**Objective:**
Copy every record below, exactly as written.
** Begin Records to use **
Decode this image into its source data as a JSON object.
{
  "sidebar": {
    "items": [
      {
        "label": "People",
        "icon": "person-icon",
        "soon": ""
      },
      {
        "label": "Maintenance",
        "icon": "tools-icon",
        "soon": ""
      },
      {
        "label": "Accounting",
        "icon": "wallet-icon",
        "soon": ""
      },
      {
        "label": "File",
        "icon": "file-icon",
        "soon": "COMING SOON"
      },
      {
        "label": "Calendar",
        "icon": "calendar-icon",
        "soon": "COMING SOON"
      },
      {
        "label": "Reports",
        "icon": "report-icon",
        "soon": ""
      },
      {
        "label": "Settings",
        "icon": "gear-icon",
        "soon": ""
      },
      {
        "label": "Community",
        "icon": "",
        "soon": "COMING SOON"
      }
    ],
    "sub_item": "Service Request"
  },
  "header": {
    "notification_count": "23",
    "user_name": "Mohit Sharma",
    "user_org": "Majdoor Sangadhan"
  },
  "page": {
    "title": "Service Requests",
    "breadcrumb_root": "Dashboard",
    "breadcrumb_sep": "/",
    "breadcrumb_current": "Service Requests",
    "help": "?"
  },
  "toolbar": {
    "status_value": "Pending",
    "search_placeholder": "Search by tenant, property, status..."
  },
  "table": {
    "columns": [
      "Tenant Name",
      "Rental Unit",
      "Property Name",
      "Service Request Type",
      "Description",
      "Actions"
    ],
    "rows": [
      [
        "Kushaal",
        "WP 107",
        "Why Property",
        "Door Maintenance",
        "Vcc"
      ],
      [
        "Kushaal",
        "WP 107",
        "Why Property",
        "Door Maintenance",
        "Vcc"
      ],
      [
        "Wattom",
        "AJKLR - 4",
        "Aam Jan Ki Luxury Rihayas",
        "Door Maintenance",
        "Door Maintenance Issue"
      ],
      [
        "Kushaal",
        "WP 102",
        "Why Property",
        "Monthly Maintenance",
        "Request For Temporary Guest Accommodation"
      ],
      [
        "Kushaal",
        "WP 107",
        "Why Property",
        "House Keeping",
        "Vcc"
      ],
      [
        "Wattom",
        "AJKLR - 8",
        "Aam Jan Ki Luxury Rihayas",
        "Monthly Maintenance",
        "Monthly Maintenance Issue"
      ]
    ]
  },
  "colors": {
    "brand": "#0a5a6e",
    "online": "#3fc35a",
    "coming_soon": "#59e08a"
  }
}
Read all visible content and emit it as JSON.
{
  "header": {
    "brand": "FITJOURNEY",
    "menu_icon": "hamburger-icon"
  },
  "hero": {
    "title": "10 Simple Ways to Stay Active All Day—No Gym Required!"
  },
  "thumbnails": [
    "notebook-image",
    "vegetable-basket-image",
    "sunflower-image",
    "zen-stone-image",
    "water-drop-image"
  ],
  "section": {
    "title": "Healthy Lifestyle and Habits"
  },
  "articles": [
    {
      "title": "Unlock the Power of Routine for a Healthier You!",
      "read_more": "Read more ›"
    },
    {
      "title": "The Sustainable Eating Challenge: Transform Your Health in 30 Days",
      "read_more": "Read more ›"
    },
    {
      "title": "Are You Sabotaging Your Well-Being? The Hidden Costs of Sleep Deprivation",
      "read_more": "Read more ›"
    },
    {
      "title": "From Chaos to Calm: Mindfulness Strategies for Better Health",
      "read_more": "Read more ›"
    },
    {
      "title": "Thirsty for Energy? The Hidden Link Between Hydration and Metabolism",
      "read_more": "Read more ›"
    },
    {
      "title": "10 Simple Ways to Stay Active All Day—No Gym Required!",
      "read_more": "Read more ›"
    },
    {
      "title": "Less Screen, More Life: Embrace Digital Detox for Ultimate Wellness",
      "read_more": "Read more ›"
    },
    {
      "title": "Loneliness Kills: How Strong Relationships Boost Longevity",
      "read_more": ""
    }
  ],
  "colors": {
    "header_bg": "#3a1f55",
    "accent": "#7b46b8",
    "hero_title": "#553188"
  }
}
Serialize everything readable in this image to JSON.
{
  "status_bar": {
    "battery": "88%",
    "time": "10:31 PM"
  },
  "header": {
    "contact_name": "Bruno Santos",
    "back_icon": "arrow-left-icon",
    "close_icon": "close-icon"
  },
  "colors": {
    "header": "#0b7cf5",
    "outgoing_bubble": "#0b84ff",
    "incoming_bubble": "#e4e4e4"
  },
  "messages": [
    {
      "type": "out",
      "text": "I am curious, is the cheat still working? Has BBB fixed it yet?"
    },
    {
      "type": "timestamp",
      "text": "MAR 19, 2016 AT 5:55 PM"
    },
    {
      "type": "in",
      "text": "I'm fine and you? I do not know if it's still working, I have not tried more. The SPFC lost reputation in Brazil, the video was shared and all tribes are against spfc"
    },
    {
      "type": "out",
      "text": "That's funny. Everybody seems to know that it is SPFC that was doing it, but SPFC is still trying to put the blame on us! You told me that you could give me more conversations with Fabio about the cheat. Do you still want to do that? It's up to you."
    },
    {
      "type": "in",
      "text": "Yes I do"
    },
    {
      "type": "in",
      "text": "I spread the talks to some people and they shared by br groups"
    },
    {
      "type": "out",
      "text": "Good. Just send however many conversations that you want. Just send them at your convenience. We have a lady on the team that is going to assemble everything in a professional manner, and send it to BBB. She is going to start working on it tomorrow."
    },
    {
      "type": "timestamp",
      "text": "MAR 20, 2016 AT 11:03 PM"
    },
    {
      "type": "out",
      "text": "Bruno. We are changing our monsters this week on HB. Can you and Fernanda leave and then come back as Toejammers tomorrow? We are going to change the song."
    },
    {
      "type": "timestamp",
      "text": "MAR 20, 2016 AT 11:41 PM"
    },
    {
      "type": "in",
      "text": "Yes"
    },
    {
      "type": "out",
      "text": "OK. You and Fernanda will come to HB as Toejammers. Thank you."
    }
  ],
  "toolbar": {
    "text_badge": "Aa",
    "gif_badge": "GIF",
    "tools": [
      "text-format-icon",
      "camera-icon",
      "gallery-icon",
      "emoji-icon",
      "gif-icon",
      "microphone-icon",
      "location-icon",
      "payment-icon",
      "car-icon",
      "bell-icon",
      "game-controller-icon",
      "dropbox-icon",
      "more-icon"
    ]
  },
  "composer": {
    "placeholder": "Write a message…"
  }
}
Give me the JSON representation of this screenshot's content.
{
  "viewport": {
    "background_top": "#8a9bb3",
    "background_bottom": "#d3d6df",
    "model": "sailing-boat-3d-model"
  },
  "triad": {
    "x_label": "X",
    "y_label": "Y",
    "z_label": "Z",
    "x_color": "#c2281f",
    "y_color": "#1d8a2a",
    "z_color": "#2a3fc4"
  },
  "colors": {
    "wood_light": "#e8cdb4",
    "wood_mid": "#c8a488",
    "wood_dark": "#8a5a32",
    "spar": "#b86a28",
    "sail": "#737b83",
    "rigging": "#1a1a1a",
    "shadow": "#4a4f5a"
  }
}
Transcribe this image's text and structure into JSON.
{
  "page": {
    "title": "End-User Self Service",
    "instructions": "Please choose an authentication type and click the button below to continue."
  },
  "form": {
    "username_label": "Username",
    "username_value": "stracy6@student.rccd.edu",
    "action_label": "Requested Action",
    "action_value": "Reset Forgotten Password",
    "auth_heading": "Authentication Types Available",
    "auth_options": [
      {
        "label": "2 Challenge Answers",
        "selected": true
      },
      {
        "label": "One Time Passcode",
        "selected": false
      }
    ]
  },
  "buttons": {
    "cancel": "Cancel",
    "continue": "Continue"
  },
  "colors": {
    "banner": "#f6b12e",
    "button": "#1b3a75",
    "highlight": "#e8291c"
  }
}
** End Records to use **
**Full output:**
Decode this image into its source data as a JSON object.
{
  "sidebar": {
    "items": [
      {
        "label": "People",
        "icon": "person-icon",
        "soon": ""
      },
      {
        "label": "Maintenance",
        "icon": "tools-icon",
        "soon": ""
      },
      {
        "label": "Accounting",
        "icon": "wallet-icon",
        "soon": ""
      },
      {
        "label": "File",
        "icon": "file-icon",
        "soon": "COMING SOON"
      },
      {
        "label": "Calendar",
        "icon": "calendar-icon",
        "soon": "COMING SOON"
      },
      {
        "label": "Reports",
        "icon": "report-icon",
        "soon": ""
      },
      {
        "label": "Settings",
        "icon": "gear-icon",
        "soon": ""
      },
      {
        "label": "Community",
        "icon": "",
        "soon": "COMING SOON"
      }
    ],
    "sub_item": "Service Request"
  },
  "header": {
    "notification_count": "23",
    "user_name": "Mohit Sharma",
    "user_org": "Majdoor Sangadhan"
  },
  "page": {
    "title": "Service Requests",
    "breadcrumb_root": "Dashboard",
    "breadcrumb_sep": "/",
    "breadcrumb_current": "Service Requests",
    "help": "?"
  },
  "toolbar": {
    "status_value": "Pending",
    "search_placeholder": "Search by tenant, property, status..."
  },
  "table": {
    "columns": [
      "Tenant Name",
      "Rental Unit",
      "Property Name",
      "Service Request Type",
      "Description",
      "Actions"
    ],
    "rows": [
      [
        "Kushaal",
        "WP 107",
        "Why Property",
        "Door Maintenance",
        "Vcc"
      ],
      [
        "Kushaal",
        "WP 107",
        "Why Property",
        "Door Maintenance",
        "Vcc"
      ],
      [
        "Wattom",
        "AJKLR - 4",
        "Aam Jan Ki Luxury Rihayas",
        "Door Maintenance",
        "Door Maintenance Issue"
      ],
      [
        "Kushaal",
        "WP 102",
        "Why Property",
        "Monthly Maintenance",
        "Request For Temporary Guest Accommodation"
      ],
      [
        "Kushaal",
        "WP 107",
        "Why Property",
        "House Keeping",
        "Vcc"
      ],
      [
        "Wattom",
        "AJKLR - 8",
        "Aam Jan Ki Luxury Rihayas",
        "Monthly Maintenance",
        "Monthly Maintenance Issue"
      ]
    ]
  },
  "colors": {
    "brand": "#0a5a6e",
    "online": "#3fc35a",
    "coming_soon": "#59e08a"
  }
}
Read all visible content and emit it as JSON.
{
  "header": {
    "brand": "FITJOURNEY",
    "menu_icon": "hamburger-icon"
  },
  "hero": {
    "title": "10 Simple Ways to Stay Active All Day—No Gym Required!"
  },
  "thumbnails": [
    "notebook-image",
    "vegetable-basket-image",
    "sunflower-image",
    "zen-stone-image",
    "water-drop-image"
  ],
  "section": {
    "title": "Healthy Lifestyle and Habits"
  },
  "articles": [
    {
      "title": "Unlock the Power of Routine for a Healthier You!",
      "read_more": "Read more ›"
    },
    {
      "title": "The Sustainable Eating Challenge: Transform Your Health in 30 Days",
      "read_more": "Read more ›"
    },
    {
      "title": "Are You Sabotaging Your Well-Being? The Hidden Costs of Sleep Deprivation",
      "read_more": "Read more ›"
    },
    {
      "title": "From Chaos to Calm: Mindfulness Strategies for Better Health",
      "read_more": "Read more ›"
    },
    {
      "title": "Thirsty for Energy? The Hidden Link Between Hydration and Metabolism",
      "read_more": "Read more ›"
    },
    {
      "title": "10 Simple Ways to Stay Active All Day—No Gym Required!",
      "read_more": "Read more ›"
    },
    {
      "title": "Less Screen, More Life: Embrace Digital Detox for Ultimate Wellness",
      "read_more": "Read more ›"
    },
    {
      "title": "Loneliness Kills: How Strong Relationships Boost Longevity",
      "read_more": ""
    }
  ],
  "colors": {
    "header_bg": "#3a1f55",
    "accent": "#7b46b8",
    "hero_title": "#553188"
  }
}
Serialize everything readable in this image to JSON.
{
  "status_bar": {
    "battery": "88%",
    "time": "10:31 PM"
  },
  "header": {
    "contact_name": "Bruno Santos",
    "back_icon": "arrow-left-icon",
    "close_icon": "close-icon"
  },
  "colors": {
    "header": "#0b7cf5",
    "outgoing_bubble": "#0b84ff",
    "incoming_bubble": "#e4e4e4"
  },
  "messages": [
    {
      "type": "out",
      "text": "I am curious, is the cheat still working? Has BBB fixed it yet?"
    },
    {
      "type": "timestamp",
      "text": "MAR 19, 2016 AT 5:55 PM"
    },
    {
      "type": "in",
      "text": "I'm fine and you? I do not know if it's still working, I have not tried more. The SPFC lost reputation in Brazil, the video was shared and all tribes are against spfc"
    },
    {
      "type": "out",
      "text": "That's funny. Everybody seems to know that it is SPFC that was doing it, but SPFC is still trying to put the blame on us! You told me that you could give me more conversations with Fabio about the cheat. Do you still want to do that? It's up to you."
    },
    {
      "type": "in",
      "text": "Yes I do"
    },
    {
      "type": "in",
      "text": "I spread the talks to some people and they shared by br groups"
    },
    {
      "type": "out",
      "text": "Good. Just send however many conversations that you want. Just send them at your convenience. We have a lady on the team that is going to assemble everything in a professional manner, and send it to BBB. She is going to start working on it tomorrow."
    },
    {
      "type": "timestamp",
      "text": "MAR 20, 2016 AT 11:03 PM"
    },
    {
      "type": "out",
      "text": "Bruno. We are changing our monsters this week on HB. Can you and Fernanda leave and then come back as Toejammers tomorrow? We are going to change the song."
    },
    {
      "type": "timestamp",
      "text": "MAR 20, 2016 AT 11:41 PM"
    },
    {
      "type": "in",
      "text": "Yes"
    },
    {
      "type": "out",
      "text": "OK. You and Fernanda will come to HB as Toejammers. Thank you."
    }
  ],
  "toolbar": {
    "text_badge": "Aa",
    "gif_badge": "GIF",
    "tools": [
      "text-format-icon",
      "camera-icon",
      "gallery-icon",
      "emoji-icon",
      "gif-icon",
      "microphone-icon",
      "location-icon",
      "payment-icon",
      "car-icon",
      "bell-icon",
      "game-controller-icon",
      "dropbox-icon",
      "more-icon"
    ]
  },
  "composer": {
    "placeholder": "Write a message…"
  }
}
Give me the JSON representation of this screenshot's content.
{
  "viewport": {
    "background_top": "#8a9bb3",
    "background_bottom": "#d3d6df",
    "model": "sailing-boat-3d-model"
  },
  "triad": {
    "x_label": "X",
    "y_label": "Y",
    "z_label": "Z",
    "x_color": "#c2281f",
    "y_color": "#1d8a2a",
    "z_color": "#2a3fc4"
  },
  "colors": {
    "wood_light": "#e8cdb4",
    "wood_mid": "#c8a488",
    "wood_dark": "#8a5a32",
    "spar": "#b86a28",
    "sail": "#737b83",
    "rigging": "#1a1a1a",
    "shadow": "#4a4f5a"
  }
}
Transcribe this image's text and structure into JSON.
{
  "page": {
    "title": "End-User Self Service",
    "instructions": "Please choose an authentication type and click the button below to continue."
  },
  "form": {
    "username_label": "Username",
    "username_value": "stracy6@student.rccd.edu",
    "action_label": "Requested Action",
    "action_value": "Reset Forgotten Password",
    "auth_heading": "Authentication Types Available",
    "auth_options": [
      {
        "label": "2 Challenge Answers",
        "selected": true
      },
      {
        "label": "One Time Passcode",
        "selected": false
      }
    ]
  },
  "buttons": {
    "cancel": "Cancel",
    "continue": "Continue"
  },
  "colors": {
    "banner": "#f6b12e",
    "button": "#1b3a75",
    "highlight": "#e8291c"
  }
}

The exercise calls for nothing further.